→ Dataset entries
--- start ---

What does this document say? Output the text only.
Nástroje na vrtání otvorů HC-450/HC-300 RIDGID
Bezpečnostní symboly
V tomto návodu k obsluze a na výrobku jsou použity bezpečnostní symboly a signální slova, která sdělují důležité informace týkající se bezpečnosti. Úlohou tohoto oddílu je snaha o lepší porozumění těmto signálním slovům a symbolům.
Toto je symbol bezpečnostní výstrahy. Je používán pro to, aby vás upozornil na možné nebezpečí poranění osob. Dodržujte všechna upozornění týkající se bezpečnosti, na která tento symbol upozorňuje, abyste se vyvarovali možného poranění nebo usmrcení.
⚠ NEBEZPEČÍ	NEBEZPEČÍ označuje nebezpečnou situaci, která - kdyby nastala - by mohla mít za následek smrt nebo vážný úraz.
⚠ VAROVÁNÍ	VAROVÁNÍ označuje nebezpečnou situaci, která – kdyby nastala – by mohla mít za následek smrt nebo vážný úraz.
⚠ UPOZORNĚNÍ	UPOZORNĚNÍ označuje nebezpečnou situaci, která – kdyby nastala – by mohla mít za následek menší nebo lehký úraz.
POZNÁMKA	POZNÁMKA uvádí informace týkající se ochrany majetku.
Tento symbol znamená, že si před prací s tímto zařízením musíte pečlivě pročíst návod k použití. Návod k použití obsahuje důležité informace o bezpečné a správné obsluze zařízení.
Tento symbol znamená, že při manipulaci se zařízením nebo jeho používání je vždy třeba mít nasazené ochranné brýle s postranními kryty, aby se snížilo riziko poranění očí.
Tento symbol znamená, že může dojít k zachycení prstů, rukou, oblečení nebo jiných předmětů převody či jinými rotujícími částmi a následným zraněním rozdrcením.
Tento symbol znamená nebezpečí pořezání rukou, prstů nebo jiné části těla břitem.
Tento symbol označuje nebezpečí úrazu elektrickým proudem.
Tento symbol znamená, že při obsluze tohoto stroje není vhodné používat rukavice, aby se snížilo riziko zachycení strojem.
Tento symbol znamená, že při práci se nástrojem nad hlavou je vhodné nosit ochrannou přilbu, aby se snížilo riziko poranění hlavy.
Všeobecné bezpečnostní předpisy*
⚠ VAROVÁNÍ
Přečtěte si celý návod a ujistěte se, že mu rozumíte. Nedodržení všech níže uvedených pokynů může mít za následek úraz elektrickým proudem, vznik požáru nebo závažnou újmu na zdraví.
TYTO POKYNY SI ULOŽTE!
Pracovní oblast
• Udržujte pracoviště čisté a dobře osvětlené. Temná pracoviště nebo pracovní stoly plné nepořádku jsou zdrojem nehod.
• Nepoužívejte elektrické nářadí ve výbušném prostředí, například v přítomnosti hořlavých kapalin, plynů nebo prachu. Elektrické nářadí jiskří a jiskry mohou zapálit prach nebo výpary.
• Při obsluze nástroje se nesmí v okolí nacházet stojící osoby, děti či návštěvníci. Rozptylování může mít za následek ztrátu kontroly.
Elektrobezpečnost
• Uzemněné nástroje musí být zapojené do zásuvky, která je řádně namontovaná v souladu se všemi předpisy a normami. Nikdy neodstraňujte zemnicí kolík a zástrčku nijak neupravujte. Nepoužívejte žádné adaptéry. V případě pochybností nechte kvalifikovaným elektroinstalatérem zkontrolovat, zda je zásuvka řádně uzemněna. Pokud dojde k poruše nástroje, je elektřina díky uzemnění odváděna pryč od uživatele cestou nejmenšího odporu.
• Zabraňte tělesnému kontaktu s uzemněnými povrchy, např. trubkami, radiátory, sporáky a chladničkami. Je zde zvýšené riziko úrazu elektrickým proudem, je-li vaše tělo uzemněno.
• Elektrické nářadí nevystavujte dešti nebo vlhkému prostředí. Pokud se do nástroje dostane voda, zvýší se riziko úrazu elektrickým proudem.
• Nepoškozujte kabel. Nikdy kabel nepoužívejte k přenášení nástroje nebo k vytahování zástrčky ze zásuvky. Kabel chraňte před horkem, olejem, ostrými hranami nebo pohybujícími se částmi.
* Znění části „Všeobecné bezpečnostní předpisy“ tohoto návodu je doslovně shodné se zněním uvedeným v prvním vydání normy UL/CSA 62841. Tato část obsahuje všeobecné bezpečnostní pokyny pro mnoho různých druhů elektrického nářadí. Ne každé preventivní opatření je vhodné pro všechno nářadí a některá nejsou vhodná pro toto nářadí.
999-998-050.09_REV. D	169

--- end ---
--- start ---

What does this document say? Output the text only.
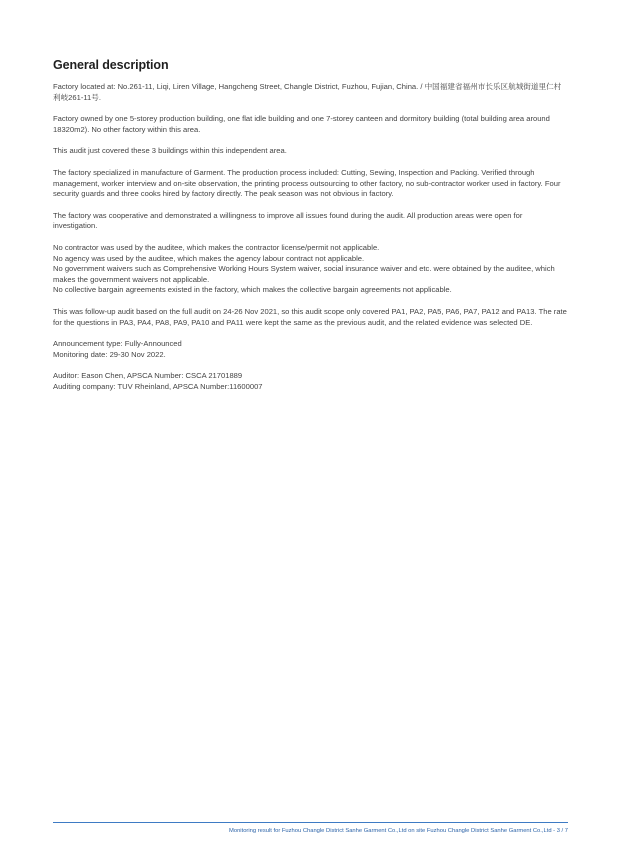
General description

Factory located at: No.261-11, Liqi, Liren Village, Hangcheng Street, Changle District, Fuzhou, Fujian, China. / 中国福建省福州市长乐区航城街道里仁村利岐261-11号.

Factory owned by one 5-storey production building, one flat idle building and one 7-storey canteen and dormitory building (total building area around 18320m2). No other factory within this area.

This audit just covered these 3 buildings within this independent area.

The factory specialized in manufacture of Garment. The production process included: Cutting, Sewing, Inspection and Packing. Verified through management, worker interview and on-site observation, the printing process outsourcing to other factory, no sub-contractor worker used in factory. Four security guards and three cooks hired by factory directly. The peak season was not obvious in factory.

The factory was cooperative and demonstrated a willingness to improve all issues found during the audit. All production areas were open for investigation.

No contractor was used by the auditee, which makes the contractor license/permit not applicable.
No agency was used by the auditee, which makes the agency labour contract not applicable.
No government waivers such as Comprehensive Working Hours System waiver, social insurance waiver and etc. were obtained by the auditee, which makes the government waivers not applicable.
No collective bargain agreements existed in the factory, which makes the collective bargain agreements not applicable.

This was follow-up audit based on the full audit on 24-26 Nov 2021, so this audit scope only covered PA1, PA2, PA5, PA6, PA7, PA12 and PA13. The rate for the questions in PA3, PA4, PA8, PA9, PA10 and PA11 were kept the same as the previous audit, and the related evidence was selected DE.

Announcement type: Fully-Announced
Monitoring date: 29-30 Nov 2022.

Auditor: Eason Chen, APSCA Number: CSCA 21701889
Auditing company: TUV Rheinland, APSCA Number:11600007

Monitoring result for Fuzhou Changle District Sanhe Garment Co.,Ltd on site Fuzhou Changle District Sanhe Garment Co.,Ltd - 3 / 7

--- end ---

→ Stated task
Going through the data, tally the lines containing "contractor" and report only the result.

→ Completed task
2